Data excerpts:
>> begin
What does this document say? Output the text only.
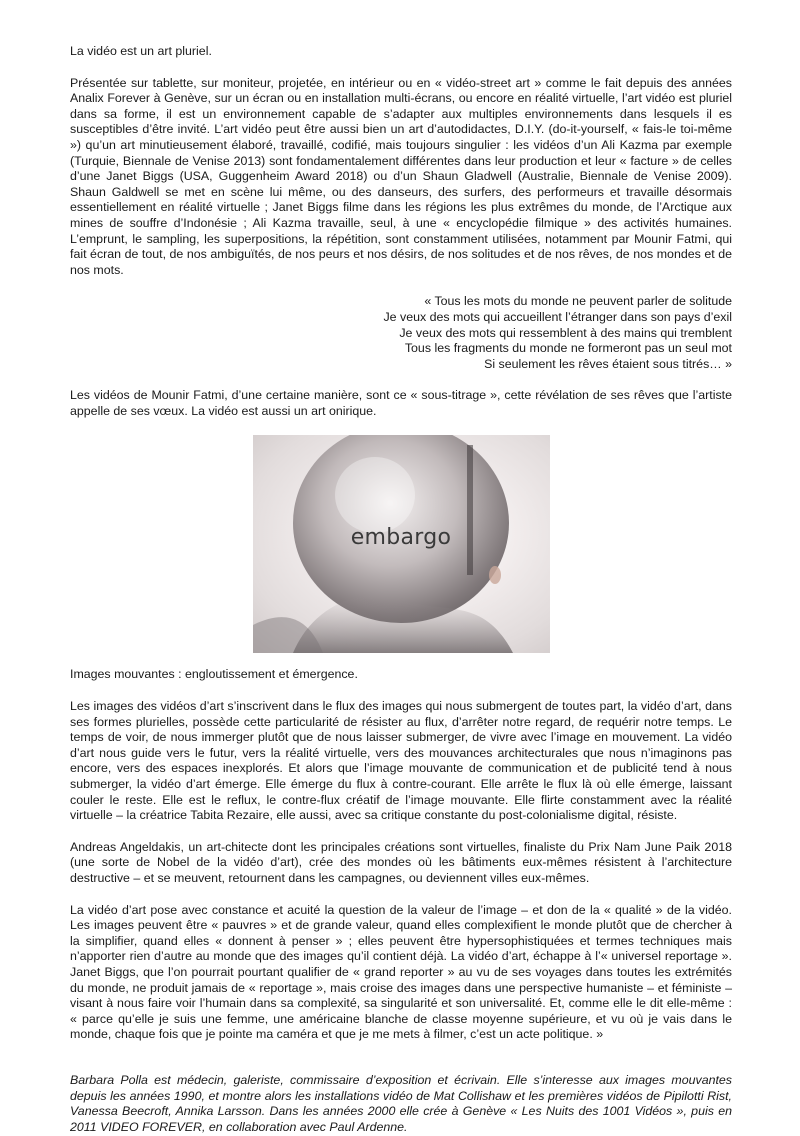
La vidéo est un art pluriel.

Présentée sur tablette, sur moniteur, projetée, en intérieur ou en « vidéo-street art » comme le fait depuis des années Analix Forever à Genève, sur un écran ou en installation multi-écrans, ou encore en réalité virtuelle, l’art vidéo est pluriel dans sa forme, il est un environnement capable de s’adapter aux multiples environnements dans lesquels il es susceptibles d’être invité. L’art vidéo peut être aussi bien un art d’autodidactes, D.I.Y. (do-it-yourself, « fais-le toi-même ») qu’un art minutieusement élaboré, travaillé, codifié, mais toujours singulier : les vidéos d’un Ali Kazma par exemple (Turquie, Biennale de Venise 2013) sont fondamentalement différentes dans leur production et leur « facture » de celles d’une Janet Biggs (USA, Guggenheim Award 2018) ou d’un Shaun Gladwell (Australie, Biennale de Venise 2009). Shaun Galdwell se met en scène lui même, ou des danseurs, des surfers, des performeurs et travaille désormais essentiellement en réalité virtuelle ; Janet Biggs filme dans les régions les plus extrêmes du monde, de l’Arctique aux mines de souffre d’Indonésie ; Ali Kazma travaille, seul, à une « encyclopédie filmique » des activités humaines. L’emprunt, le sampling, les superpositions, la répétition, sont constamment utilisées, notamment par Mounir Fatmi, qui fait écran de tout, de nos ambiguïtés, de nos peurs et nos désirs, de nos solitudes et de nos rêves, de nos mondes et de nos mots.

« Tous les mots du monde ne peuvent parler de solitude
Je veux des mots qui accueillent l’étranger dans son pays d’exil
Je veux des mots qui ressemblent à des mains qui tremblent
Tous les fragments du monde ne formeront pas un seul mot
Si seulement les rêves étaient sous titrés… »

Les vidéos de Mounir Fatmi, d’une certaine manière, sont ce « sous-titrage », cette révélation de ses rêves que l’artiste appelle de ses vœux. La vidéo est aussi un art onirique.

embargo

Images mouvantes : engloutissement et émergence.

Les images des vidéos d’art s’inscrivent dans le flux des images qui nous submergent de toutes part, la vidéo d’art, dans ses formes plurielles, possède cette particularité de résister au flux, d’arrêter notre regard, de requérir notre temps. Le temps de voir, de nous immerger plutôt que de nous laisser submerger, de vivre avec l’image en mouvement. La vidéo d’art nous guide vers le futur, vers la réalité virtuelle, vers des mouvances architecturales que nous n’imaginons pas encore, vers des espaces inexplorés. Et alors que l’image mouvante de communication et de publicité tend à nous submerger, la vidéo d’art émerge. Elle émerge du flux à contre-courant. Elle arrête le flux là où elle émerge, laissant couler le reste. Elle est le reflux, le contre-flux créatif de l’image mouvante. Elle flirte constamment avec la réalité virtuelle – la créatrice Tabita Rezaire, elle aussi, avec sa critique constante du post-colonialisme digital, résiste.

Andreas Angeldakis, un art-chitecte dont les principales créations sont virtuelles, finaliste du Prix Nam June Paik 2018 (une sorte de Nobel de la vidéo d’art), crée des mondes où les bâtiments eux-mêmes résistent à l’architecture destructive – et se meuvent, retournent dans les campagnes, ou deviennent villes eux-mêmes.

La vidéo d’art pose avec constance et acuité la question de la valeur de l’image – et don de la « qualité » de la vidéo. Les images peuvent être « pauvres » et de grande valeur, quand elles complexifient le monde plutôt que de chercher à la simplifier, quand elles « donnent à penser » ; elles peuvent être hypersophistiquées et termes techniques mais n’apporter rien d’autre au monde que des images qu’il contient déjà. La vidéo d’art, échappe à l’« universel reportage ». Janet Biggs, que l’on pourrait pourtant qualifier de « grand reporter » au vu de ses voyages dans toutes les extrémités du monde, ne produit jamais de « reportage », mais croise des images dans une perspective humaniste – et féministe – visant à nous faire voir l’humain dans sa complexité, sa singularité et son universalité. Et, comme elle le dit elle-même : « parce qu’elle je suis une femme, une américaine blanche de classe moyenne supérieure, et vu où je vais dans le monde, chaque fois que je pointe ma caméra et que je me mets à filmer, c’est un acte politique. »

Barbara Polla est médecin, galeriste, commissaire d’exposition et écrivain. Elle s’interesse aux images mouvantes depuis les années 1990, et montre alors les installations vidéo de Mat Collishaw et les premières vidéos de Pipilotti Rist, Vanessa Beecroft, Annika Larsson. Dans les années 2000 elle crée à Genève « Les Nuits des 1001 Vidéos », puis en 2011 VIDEO FOREVER, en collaboration avec Paul Ardenne.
>> end
- [JOB]
Copy out every line holding the string "Tous".

- [THE RESULT]
« Tous les mots du monde ne peuvent parler de solitude
Tous les fragments du monde ne formeront pas un seul mot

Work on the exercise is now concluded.